Below, find each line holding "关于我们" and state how many there are, using the number alone.
____
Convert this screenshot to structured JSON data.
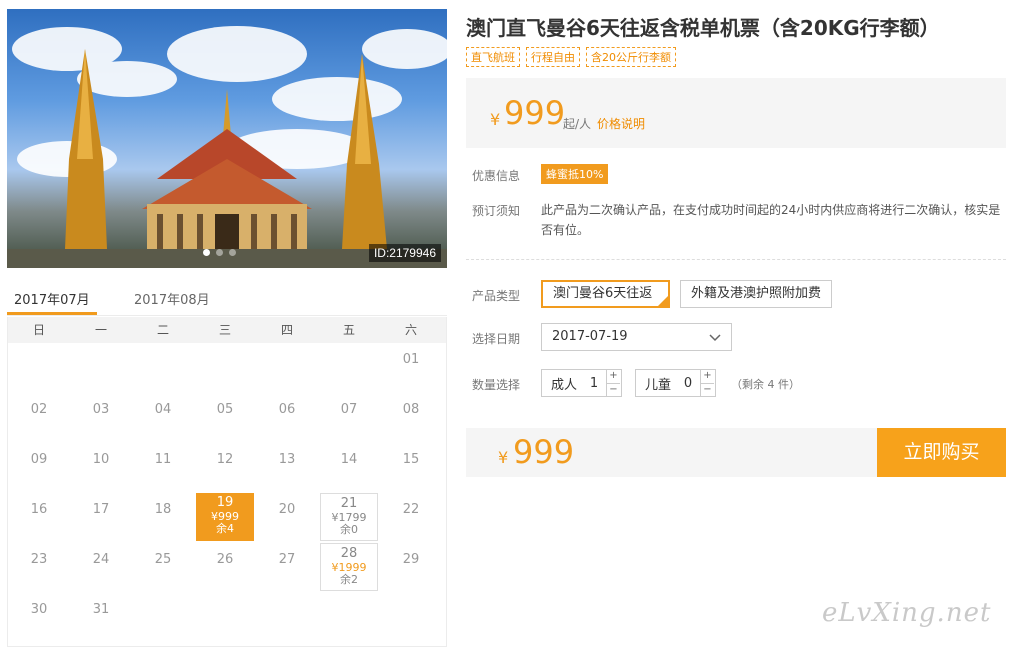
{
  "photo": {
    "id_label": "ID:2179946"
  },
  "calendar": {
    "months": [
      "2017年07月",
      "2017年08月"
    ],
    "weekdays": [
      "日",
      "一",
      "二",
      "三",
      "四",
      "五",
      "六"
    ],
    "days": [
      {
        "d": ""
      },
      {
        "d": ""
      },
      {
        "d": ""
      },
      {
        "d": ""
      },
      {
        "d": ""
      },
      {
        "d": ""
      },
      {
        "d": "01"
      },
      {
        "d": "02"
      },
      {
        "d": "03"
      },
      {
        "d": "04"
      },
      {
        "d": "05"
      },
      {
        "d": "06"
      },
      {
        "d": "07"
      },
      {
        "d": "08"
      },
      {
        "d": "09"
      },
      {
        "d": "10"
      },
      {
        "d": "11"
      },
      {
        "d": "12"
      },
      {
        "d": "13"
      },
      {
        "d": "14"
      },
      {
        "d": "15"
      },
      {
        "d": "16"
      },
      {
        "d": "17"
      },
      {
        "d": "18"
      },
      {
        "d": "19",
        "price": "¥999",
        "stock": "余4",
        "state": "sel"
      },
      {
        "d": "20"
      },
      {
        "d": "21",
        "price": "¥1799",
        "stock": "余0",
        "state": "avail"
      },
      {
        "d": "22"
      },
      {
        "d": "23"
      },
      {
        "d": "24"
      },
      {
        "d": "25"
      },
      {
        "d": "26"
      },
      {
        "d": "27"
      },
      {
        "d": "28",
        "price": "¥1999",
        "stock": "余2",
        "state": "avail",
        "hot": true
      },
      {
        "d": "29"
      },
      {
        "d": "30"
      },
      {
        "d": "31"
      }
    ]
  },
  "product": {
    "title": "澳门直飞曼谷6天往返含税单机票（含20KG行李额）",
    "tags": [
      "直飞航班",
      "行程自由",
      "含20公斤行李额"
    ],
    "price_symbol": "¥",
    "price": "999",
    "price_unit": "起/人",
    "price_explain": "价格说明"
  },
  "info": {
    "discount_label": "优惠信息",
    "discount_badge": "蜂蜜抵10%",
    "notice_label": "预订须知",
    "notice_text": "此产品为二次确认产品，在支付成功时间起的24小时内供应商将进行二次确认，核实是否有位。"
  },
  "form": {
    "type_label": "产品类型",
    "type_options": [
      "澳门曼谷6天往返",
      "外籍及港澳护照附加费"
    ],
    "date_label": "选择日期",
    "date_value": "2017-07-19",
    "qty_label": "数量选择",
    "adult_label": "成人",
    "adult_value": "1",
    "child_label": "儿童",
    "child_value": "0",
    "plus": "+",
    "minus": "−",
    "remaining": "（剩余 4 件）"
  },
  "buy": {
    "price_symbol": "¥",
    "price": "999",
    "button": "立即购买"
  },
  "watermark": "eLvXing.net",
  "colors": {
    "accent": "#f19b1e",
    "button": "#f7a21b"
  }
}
____
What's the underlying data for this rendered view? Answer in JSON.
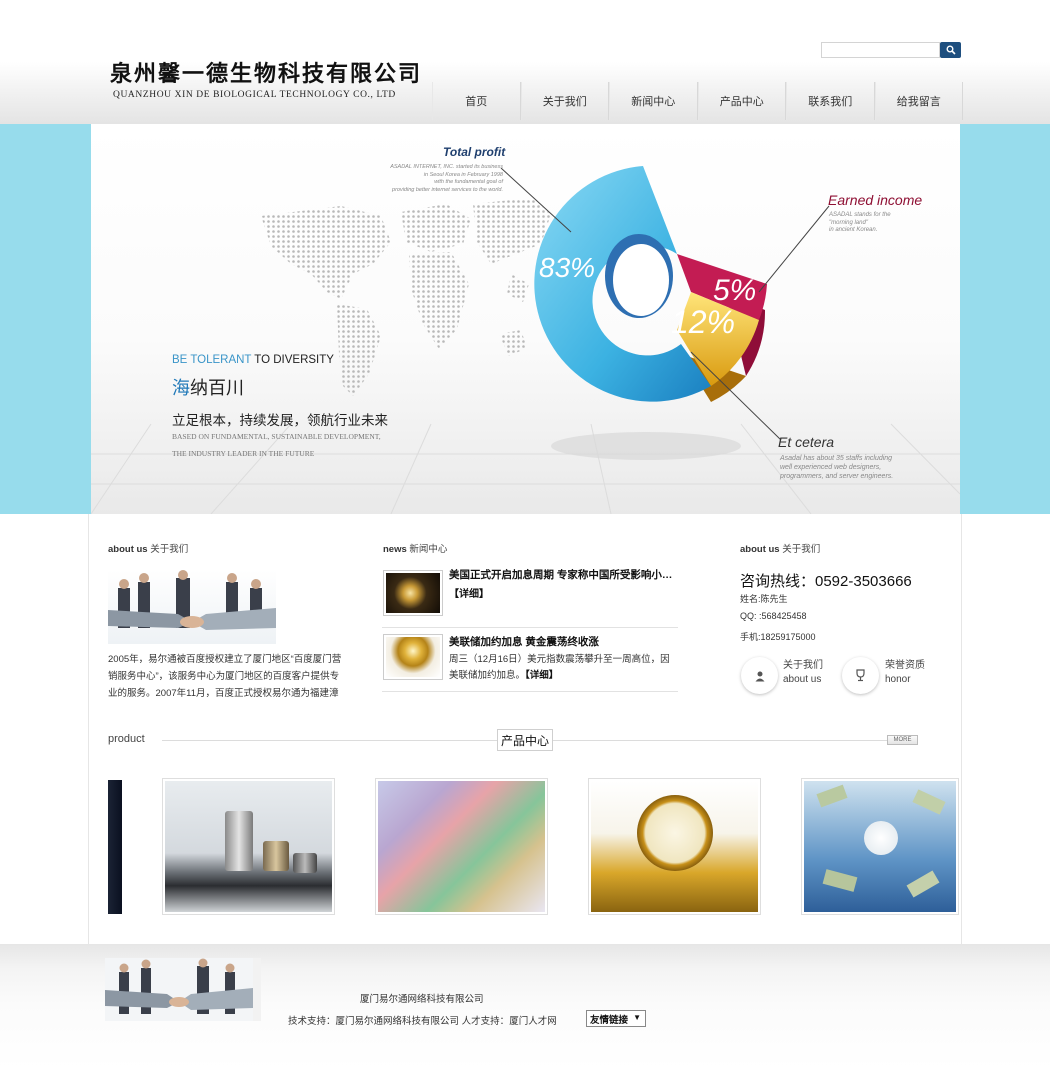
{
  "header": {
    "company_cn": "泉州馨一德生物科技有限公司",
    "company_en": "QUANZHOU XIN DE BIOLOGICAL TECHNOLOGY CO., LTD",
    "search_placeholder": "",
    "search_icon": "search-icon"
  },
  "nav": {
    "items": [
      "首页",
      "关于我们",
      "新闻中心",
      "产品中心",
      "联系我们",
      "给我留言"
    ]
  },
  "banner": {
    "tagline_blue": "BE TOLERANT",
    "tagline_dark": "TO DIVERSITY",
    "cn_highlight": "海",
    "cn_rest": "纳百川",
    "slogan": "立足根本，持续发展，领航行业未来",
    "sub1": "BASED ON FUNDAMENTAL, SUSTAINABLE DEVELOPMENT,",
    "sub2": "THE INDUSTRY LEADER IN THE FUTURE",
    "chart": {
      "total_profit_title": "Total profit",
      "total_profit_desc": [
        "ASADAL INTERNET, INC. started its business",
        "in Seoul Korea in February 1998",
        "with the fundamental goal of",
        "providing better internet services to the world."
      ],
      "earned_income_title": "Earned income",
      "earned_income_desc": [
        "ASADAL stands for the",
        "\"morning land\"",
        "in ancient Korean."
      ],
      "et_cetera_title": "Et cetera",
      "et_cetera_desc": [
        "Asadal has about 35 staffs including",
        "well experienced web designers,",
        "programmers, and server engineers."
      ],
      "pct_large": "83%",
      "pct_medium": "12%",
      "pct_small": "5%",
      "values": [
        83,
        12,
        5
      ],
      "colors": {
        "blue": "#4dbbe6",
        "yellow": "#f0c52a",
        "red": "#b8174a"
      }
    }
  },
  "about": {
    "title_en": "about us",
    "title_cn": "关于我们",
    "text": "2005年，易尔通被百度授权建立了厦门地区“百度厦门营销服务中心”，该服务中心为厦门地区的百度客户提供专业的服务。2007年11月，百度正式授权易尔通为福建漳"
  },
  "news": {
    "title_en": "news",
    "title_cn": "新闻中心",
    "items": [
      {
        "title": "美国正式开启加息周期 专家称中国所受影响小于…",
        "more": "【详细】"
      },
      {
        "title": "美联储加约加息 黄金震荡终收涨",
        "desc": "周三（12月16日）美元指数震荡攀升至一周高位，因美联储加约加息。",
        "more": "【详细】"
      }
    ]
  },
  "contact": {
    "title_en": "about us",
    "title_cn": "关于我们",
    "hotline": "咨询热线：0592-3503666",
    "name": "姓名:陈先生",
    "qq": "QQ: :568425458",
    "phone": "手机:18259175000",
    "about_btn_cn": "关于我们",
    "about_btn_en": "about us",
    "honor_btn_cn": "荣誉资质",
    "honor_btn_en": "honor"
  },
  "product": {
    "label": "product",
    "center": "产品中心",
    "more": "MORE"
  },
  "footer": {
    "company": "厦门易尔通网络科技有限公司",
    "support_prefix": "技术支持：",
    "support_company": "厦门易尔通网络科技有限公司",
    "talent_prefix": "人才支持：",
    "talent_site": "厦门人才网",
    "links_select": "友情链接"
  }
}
____
**Solution to the problem:** 4